### [Dataset records]
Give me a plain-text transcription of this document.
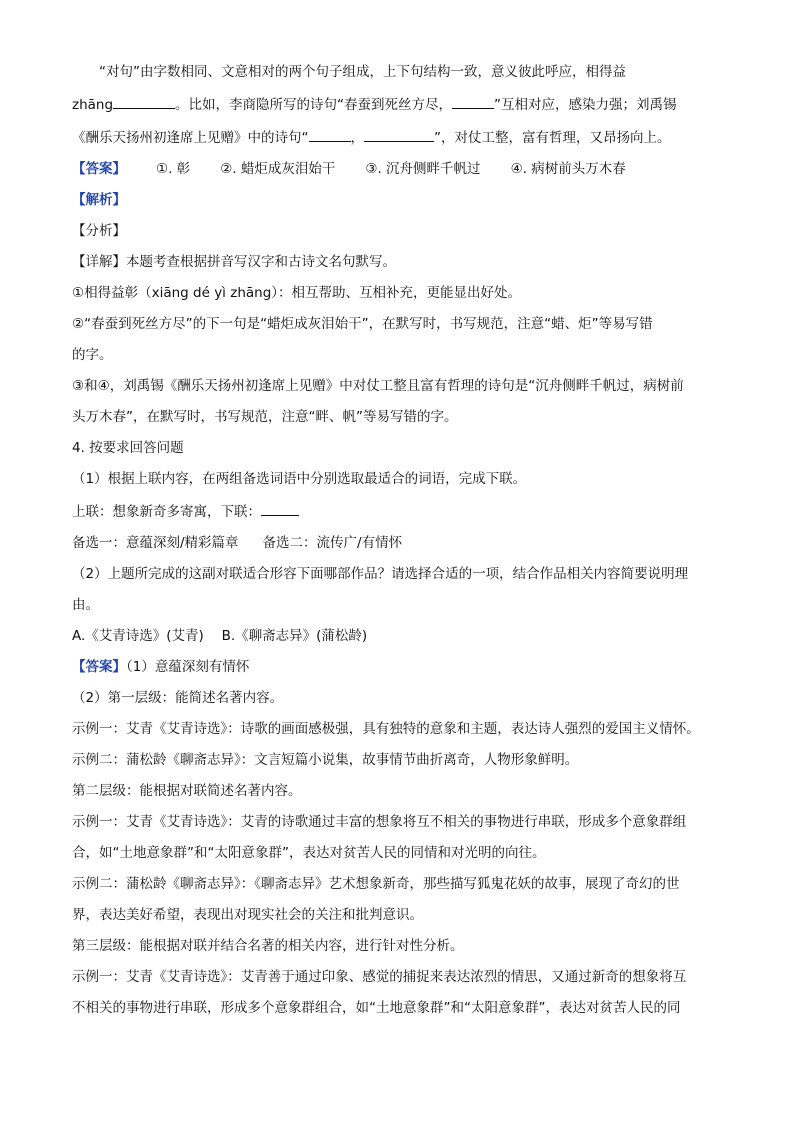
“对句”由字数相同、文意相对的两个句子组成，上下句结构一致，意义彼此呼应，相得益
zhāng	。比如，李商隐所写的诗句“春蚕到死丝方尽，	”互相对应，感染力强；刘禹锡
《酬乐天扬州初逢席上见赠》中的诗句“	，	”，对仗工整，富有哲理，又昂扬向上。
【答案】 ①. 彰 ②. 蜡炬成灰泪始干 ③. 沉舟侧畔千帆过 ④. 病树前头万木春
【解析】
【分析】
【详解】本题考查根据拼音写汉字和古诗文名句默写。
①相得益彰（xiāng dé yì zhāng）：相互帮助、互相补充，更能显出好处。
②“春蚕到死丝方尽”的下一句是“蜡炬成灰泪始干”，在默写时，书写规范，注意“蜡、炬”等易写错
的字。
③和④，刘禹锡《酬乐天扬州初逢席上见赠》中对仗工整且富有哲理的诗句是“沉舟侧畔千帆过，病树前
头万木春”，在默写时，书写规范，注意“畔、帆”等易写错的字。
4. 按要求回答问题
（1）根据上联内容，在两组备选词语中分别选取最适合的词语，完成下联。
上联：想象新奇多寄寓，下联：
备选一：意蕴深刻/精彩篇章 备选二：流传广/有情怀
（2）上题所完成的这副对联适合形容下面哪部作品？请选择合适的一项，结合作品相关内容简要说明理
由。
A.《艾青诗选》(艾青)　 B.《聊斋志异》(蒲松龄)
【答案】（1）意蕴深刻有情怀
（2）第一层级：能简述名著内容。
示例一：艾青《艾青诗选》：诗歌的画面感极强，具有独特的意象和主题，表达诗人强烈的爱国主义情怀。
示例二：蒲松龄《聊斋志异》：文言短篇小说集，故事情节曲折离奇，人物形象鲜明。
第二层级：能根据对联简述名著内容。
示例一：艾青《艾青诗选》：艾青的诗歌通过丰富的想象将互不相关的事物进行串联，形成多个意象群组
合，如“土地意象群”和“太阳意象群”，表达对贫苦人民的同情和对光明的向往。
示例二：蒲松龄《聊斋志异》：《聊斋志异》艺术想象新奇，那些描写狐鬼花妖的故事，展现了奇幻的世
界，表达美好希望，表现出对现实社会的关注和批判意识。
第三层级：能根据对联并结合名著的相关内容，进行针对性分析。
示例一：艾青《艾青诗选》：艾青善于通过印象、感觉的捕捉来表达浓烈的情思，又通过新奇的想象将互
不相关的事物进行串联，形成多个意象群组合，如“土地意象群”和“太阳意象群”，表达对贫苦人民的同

### [Exercise details]
Repeat the preceding records precisely, and leave every picture out of the copy.

### [The solution]
Give me a plain-text transcription of this document.
“对句”由字数相同、文意相对的两个句子组成，上下句结构一致，意义彼此呼应，相得益
zhāng	。比如，李商隐所写的诗句“春蚕到死丝方尽，	”互相对应，感染力强；刘禹锡
《酬乐天扬州初逢席上见赠》中的诗句“	，	”，对仗工整，富有哲理，又昂扬向上。
【答案】 ①. 彰 ②. 蜡炬成灰泪始干 ③. 沉舟侧畔千帆过 ④. 病树前头万木春
【解析】
【分析】
【详解】本题考查根据拼音写汉字和古诗文名句默写。
①相得益彰（xiāng dé yì zhāng）：相互帮助、互相补充，更能显出好处。
②“春蚕到死丝方尽”的下一句是“蜡炬成灰泪始干”，在默写时，书写规范，注意“蜡、炬”等易写错
的字。
③和④，刘禹锡《酬乐天扬州初逢席上见赠》中对仗工整且富有哲理的诗句是“沉舟侧畔千帆过，病树前
头万木春”，在默写时，书写规范，注意“畔、帆”等易写错的字。
4. 按要求回答问题
（1）根据上联内容，在两组备选词语中分别选取最适合的词语，完成下联。
上联：想象新奇多寄寓，下联：
备选一：意蕴深刻/精彩篇章 备选二：流传广/有情怀
（2）上题所完成的这副对联适合形容下面哪部作品？请选择合适的一项，结合作品相关内容简要说明理
由。
A.《艾青诗选》(艾青)　 B.《聊斋志异》(蒲松龄)
【答案】（1）意蕴深刻有情怀
（2）第一层级：能简述名著内容。
示例一：艾青《艾青诗选》：诗歌的画面感极强，具有独特的意象和主题，表达诗人强烈的爱国主义情怀。
示例二：蒲松龄《聊斋志异》：文言短篇小说集，故事情节曲折离奇，人物形象鲜明。
第二层级：能根据对联简述名著内容。
示例一：艾青《艾青诗选》：艾青的诗歌通过丰富的想象将互不相关的事物进行串联，形成多个意象群组
合，如“土地意象群”和“太阳意象群”，表达对贫苦人民的同情和对光明的向往。
示例二：蒲松龄《聊斋志异》：《聊斋志异》艺术想象新奇，那些描写狐鬼花妖的故事，展现了奇幻的世
界，表达美好希望，表现出对现实社会的关注和批判意识。
第三层级：能根据对联并结合名著的相关内容，进行针对性分析。
示例一：艾青《艾青诗选》：艾青善于通过印象、感觉的捕捉来表达浓烈的情思，又通过新奇的想象将互
不相关的事物进行串联，形成多个意象群组合，如“土地意象群”和“太阳意象群”，表达对贫苦人民的同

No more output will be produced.